Below are the records; collect from them each line containing the string "frequency".

─── Raw data

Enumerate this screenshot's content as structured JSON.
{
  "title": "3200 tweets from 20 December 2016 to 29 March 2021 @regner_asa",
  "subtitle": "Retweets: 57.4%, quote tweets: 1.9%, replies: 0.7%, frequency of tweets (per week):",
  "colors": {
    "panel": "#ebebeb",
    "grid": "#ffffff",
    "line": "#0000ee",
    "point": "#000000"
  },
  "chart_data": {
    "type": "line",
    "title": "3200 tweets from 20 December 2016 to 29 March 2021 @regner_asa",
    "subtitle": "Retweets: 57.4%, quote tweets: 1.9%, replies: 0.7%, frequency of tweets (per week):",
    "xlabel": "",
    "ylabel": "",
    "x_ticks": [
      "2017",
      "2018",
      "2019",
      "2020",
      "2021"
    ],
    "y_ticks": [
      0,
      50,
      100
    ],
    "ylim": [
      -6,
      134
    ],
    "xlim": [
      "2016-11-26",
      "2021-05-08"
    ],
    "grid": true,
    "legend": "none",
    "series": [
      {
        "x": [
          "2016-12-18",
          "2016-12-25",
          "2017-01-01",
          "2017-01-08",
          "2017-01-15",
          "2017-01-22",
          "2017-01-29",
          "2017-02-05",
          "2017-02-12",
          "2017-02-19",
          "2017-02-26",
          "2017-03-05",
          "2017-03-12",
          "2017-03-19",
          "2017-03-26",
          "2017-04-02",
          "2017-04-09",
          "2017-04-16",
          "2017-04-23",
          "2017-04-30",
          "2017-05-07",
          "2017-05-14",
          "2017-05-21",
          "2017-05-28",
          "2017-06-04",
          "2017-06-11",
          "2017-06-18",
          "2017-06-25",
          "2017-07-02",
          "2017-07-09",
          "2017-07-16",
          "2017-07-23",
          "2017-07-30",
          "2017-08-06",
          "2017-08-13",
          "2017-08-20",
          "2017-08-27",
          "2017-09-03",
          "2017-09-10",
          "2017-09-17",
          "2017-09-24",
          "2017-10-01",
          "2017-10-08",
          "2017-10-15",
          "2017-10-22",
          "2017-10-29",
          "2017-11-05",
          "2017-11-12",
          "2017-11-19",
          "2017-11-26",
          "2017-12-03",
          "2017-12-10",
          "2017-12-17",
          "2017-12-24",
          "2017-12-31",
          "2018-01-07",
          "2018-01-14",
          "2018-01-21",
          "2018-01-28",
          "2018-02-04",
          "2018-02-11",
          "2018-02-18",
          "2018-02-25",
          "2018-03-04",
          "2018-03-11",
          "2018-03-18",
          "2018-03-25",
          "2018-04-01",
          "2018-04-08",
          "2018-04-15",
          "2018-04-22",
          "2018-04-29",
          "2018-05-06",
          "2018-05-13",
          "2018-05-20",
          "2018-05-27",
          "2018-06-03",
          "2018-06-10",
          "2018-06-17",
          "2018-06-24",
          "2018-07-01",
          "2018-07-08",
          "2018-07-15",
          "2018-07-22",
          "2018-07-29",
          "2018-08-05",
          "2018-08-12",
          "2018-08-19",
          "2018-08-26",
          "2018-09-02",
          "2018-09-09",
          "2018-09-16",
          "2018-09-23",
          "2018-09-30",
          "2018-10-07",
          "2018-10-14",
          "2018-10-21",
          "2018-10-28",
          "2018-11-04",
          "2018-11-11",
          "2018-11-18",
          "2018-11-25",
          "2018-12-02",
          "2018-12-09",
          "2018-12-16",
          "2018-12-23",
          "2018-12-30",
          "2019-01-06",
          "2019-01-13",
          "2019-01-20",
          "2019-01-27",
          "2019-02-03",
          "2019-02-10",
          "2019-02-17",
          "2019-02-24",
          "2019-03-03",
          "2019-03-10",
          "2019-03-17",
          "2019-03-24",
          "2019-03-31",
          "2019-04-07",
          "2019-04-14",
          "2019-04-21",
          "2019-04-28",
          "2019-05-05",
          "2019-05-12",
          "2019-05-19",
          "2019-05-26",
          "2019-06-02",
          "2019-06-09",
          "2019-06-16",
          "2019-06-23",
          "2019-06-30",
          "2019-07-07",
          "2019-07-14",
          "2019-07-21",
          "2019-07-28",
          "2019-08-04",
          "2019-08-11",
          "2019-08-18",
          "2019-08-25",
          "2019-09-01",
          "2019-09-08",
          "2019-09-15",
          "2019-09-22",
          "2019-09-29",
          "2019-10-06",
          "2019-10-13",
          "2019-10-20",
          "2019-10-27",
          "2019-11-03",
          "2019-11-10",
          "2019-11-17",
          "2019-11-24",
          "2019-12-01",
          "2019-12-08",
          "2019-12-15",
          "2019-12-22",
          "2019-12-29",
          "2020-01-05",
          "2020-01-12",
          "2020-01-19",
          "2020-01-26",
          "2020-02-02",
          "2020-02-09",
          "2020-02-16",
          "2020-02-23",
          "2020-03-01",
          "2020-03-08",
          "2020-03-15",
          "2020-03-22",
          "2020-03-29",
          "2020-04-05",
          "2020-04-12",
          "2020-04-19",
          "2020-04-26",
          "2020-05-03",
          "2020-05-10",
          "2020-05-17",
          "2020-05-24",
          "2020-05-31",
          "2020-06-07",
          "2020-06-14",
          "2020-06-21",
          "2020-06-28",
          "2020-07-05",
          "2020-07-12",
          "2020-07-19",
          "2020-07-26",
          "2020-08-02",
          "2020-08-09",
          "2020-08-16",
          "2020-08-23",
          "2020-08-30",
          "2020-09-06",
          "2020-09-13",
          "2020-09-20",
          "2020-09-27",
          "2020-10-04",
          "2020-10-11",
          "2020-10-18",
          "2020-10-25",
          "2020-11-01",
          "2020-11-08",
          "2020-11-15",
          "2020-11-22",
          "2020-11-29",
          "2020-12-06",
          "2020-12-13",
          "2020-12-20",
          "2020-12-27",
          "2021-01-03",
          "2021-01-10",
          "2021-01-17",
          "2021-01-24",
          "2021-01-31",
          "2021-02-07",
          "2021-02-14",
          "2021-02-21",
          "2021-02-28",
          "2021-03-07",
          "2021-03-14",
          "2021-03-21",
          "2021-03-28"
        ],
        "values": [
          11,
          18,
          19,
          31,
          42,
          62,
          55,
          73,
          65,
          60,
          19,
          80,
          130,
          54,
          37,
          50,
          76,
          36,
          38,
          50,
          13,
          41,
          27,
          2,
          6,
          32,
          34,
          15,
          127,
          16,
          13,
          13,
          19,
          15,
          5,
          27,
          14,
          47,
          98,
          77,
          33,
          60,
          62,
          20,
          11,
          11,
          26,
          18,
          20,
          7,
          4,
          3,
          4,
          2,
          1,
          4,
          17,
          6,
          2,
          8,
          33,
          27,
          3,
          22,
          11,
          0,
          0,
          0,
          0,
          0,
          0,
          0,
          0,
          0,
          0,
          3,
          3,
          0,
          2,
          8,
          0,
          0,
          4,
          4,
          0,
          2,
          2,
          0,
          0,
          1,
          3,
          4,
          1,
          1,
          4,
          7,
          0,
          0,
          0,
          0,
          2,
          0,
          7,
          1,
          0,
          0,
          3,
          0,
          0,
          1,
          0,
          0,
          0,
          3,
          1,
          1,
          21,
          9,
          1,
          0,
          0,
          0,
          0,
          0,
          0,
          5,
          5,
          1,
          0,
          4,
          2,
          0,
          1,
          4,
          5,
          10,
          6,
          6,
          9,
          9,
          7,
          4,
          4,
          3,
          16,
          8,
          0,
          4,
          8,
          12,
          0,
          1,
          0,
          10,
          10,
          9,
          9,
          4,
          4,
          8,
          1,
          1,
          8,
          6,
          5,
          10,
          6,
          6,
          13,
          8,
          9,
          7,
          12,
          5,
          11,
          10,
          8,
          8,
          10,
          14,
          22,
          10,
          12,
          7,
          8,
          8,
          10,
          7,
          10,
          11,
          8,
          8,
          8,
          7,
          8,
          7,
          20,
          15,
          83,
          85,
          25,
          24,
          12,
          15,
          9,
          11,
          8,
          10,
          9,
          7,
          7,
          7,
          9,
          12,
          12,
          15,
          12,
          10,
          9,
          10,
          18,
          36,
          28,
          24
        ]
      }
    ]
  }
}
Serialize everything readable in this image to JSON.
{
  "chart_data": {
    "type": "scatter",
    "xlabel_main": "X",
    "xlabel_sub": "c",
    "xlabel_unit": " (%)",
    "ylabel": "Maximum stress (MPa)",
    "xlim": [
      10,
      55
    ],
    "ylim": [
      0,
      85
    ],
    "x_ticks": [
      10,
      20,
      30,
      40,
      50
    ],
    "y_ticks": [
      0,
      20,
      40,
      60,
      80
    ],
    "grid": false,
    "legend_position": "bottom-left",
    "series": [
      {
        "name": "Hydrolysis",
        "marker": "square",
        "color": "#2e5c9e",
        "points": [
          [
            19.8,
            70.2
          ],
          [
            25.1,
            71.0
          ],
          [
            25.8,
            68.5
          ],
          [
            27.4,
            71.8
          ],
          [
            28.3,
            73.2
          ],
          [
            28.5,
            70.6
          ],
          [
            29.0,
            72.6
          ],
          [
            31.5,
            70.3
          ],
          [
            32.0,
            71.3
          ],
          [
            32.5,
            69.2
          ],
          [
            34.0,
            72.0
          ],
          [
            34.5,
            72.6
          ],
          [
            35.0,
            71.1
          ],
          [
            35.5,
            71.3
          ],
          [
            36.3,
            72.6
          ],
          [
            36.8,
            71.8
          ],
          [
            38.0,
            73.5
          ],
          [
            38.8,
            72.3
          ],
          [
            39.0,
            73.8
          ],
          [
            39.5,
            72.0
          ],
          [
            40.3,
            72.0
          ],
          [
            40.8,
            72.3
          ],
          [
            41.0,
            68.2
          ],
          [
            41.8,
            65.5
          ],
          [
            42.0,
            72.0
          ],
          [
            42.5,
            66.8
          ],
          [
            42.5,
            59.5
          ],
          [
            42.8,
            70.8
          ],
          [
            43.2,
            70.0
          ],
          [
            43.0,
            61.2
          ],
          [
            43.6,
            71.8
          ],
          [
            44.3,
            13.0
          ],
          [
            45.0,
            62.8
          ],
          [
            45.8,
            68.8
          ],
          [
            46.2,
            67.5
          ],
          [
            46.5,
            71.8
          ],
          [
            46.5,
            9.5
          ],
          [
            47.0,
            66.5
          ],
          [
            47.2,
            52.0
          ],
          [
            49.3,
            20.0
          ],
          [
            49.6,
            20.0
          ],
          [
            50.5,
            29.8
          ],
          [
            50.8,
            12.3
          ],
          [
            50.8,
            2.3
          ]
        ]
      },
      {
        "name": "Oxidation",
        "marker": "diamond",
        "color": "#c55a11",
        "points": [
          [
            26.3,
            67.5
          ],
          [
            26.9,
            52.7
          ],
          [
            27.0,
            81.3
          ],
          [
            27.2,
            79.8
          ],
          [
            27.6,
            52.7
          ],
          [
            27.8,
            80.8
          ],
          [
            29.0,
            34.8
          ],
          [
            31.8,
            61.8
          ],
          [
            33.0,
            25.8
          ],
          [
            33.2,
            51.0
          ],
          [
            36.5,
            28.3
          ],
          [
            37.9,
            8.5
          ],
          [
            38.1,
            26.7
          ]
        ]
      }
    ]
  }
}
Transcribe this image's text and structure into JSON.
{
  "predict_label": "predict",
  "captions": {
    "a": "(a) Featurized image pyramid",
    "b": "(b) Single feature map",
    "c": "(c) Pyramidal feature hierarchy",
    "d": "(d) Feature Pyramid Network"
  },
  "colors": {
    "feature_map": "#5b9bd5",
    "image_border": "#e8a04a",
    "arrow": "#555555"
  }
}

──────

=== Result ===
  "subtitle": "Retweets: 57.4%, quote tweets: 1.9%, replies: 0.7%, frequency of tweets (per week):",
    "subtitle": "Retweets: 57.4%, quote tweets: 1.9%, replies: 0.7%, frequency of tweets (per week):",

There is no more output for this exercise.